WRITTEN PROBLEM: In the listing below, pick out lines with "elitidrottsmän".

— Start of SUPPLIED DATA —

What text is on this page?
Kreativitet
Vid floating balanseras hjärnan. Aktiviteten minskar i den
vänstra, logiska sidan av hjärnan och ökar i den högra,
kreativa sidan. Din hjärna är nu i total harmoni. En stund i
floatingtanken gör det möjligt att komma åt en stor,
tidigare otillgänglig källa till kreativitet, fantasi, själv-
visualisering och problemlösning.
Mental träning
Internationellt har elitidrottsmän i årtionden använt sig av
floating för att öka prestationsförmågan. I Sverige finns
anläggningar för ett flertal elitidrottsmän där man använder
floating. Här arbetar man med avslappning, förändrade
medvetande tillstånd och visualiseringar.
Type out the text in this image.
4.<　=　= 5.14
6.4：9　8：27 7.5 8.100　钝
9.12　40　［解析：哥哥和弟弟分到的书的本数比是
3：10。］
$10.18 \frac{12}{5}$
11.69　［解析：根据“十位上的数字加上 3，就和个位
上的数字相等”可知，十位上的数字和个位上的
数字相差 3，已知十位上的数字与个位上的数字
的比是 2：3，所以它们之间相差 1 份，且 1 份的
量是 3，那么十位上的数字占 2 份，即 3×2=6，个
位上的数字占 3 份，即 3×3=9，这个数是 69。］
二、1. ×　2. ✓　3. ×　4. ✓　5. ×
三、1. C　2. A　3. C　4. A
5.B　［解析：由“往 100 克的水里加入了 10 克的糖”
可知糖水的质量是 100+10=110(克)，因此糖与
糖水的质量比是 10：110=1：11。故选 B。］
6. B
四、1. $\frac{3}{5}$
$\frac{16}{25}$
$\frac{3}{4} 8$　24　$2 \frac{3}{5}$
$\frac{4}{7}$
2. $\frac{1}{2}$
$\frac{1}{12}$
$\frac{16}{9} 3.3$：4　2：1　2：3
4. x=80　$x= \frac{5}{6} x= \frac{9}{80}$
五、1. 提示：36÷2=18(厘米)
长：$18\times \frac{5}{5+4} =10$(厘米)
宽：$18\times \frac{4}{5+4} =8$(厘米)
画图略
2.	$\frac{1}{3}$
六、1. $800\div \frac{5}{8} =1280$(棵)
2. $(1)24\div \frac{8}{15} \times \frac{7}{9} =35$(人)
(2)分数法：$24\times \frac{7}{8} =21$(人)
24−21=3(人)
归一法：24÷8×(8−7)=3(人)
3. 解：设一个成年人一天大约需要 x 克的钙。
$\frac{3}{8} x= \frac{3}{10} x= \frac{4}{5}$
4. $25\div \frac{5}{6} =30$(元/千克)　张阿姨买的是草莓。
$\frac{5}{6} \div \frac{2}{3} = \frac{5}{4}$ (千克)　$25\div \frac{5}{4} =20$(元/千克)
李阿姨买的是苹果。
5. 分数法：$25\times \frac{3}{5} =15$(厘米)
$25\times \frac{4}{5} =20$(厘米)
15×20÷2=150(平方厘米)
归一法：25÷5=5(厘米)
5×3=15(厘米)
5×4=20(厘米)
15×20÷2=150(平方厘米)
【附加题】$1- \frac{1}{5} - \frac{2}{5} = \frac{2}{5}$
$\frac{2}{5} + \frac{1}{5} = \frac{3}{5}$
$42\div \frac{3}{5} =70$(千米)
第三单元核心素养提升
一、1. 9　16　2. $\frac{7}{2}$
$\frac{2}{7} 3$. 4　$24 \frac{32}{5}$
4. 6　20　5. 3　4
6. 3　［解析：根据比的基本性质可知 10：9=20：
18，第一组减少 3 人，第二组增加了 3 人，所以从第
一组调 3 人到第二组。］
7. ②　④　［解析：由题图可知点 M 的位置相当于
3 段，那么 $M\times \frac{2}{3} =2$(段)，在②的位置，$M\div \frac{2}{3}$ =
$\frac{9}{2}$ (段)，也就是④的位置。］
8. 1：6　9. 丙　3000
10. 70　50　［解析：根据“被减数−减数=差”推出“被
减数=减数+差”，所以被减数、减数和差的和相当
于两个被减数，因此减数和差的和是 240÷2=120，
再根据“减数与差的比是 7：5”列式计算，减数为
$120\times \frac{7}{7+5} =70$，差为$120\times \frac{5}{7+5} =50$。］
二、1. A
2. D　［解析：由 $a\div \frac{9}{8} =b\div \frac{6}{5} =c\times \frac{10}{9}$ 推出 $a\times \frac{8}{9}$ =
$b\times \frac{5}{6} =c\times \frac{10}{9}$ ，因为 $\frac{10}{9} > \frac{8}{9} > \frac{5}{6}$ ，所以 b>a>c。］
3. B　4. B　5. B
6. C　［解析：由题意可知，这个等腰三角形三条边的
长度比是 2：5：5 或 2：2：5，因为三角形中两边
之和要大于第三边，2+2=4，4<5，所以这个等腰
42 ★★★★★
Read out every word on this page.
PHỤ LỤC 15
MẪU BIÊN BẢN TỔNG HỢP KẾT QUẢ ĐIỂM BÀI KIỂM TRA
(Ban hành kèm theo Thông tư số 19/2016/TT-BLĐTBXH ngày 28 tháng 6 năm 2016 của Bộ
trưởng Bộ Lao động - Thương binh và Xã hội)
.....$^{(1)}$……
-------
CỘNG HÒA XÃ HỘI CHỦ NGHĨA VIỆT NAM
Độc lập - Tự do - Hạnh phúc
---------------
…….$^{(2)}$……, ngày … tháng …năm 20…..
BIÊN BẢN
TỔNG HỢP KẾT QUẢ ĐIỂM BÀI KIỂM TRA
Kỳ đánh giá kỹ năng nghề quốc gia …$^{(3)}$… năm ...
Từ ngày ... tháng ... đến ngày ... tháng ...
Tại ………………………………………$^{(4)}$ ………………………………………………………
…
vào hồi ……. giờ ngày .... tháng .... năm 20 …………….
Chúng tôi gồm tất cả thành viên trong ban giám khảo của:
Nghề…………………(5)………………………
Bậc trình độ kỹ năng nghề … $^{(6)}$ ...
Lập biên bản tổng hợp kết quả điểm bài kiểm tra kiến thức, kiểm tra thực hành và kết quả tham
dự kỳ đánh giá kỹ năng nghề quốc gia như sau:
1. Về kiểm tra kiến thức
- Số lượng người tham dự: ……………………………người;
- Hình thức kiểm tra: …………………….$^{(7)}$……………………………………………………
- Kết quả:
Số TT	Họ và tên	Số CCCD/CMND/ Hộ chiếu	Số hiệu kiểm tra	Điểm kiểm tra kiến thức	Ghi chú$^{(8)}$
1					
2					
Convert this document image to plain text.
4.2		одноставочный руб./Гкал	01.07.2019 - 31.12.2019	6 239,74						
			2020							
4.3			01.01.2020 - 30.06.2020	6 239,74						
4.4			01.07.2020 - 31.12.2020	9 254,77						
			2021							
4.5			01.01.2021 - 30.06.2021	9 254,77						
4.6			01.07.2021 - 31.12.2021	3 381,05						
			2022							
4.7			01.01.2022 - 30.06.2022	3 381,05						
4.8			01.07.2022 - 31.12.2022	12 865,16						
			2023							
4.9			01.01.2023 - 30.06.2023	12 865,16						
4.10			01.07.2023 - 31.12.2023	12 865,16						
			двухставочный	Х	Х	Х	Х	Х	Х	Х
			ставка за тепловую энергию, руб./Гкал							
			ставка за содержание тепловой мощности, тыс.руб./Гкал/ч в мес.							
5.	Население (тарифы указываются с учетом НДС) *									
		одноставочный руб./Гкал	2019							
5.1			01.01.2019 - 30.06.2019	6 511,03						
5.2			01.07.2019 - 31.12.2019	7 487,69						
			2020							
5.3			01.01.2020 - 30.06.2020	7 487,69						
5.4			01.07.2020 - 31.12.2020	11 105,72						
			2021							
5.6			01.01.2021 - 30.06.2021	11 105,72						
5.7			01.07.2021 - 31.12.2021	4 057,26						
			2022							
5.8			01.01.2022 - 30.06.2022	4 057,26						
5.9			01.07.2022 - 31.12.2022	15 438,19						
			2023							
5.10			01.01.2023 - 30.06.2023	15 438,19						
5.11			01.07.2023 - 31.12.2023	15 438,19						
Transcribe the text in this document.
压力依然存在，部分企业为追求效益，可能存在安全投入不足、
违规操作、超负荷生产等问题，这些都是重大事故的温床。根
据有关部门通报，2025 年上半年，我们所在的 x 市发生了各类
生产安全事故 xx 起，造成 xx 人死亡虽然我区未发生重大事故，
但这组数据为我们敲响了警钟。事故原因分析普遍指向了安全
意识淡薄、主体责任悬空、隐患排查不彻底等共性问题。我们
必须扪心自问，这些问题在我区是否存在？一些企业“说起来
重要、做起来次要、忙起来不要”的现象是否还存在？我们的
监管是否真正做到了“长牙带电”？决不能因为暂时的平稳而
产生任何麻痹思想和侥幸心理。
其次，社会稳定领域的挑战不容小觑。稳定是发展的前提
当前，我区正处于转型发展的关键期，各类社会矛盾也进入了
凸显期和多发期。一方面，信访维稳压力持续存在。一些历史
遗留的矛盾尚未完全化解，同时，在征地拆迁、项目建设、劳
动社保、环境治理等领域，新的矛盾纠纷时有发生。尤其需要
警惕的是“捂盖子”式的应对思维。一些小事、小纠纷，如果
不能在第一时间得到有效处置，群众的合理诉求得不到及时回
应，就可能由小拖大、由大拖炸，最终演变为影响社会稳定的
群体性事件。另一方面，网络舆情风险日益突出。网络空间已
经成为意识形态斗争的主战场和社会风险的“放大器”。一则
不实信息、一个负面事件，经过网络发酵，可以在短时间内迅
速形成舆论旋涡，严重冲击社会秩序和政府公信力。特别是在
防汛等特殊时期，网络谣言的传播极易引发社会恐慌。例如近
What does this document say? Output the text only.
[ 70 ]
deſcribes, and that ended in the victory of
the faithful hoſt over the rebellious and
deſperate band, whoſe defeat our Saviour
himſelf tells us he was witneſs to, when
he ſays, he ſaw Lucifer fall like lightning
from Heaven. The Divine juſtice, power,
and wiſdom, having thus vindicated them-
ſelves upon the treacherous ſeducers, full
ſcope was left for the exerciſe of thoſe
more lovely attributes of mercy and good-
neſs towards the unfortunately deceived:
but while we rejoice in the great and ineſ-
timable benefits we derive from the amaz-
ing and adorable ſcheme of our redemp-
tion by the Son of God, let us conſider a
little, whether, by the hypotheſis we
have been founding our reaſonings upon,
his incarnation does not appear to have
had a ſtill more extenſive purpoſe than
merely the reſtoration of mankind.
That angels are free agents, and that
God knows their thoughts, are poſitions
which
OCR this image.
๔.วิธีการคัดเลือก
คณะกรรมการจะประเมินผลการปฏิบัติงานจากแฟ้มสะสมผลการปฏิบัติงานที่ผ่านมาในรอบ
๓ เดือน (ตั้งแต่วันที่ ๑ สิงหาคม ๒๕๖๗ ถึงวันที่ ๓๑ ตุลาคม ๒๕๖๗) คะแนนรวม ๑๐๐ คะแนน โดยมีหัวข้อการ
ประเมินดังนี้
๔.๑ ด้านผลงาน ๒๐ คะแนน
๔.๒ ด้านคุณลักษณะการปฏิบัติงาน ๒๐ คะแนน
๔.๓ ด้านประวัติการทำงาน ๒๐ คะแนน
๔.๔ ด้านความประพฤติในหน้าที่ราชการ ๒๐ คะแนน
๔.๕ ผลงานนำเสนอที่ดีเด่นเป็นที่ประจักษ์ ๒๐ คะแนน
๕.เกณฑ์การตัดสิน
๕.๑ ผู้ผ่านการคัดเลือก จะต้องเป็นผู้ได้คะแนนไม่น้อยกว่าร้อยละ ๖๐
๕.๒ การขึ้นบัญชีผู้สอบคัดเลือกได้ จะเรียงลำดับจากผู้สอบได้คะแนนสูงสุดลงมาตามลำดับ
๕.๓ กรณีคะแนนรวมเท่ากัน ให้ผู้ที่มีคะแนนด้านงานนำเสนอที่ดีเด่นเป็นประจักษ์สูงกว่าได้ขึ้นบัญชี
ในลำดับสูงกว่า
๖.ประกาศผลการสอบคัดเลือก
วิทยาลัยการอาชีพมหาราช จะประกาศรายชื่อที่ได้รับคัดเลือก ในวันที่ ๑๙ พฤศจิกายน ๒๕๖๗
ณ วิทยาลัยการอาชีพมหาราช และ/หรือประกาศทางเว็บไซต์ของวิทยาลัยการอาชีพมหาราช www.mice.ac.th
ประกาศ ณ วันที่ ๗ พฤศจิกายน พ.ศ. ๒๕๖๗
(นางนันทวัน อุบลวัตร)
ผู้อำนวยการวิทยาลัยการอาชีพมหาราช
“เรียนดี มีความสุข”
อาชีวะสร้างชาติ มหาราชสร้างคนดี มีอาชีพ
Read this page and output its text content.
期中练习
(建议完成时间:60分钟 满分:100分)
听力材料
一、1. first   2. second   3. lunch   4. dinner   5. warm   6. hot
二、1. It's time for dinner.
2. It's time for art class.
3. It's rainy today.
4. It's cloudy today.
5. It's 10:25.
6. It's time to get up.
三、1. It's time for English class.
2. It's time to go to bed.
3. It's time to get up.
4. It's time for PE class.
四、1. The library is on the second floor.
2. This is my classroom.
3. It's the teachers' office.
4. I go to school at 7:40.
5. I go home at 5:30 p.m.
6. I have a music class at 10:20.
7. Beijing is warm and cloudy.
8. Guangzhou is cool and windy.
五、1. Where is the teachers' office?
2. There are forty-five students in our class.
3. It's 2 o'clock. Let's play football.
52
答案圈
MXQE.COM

— End of SUPPLIED DATA —

OUTPUT FOR THIS TASK:
Internationellt har elitidrottsmän i årtionden använt sig av
anläggningar för ett flertal elitidrottsmän där man använder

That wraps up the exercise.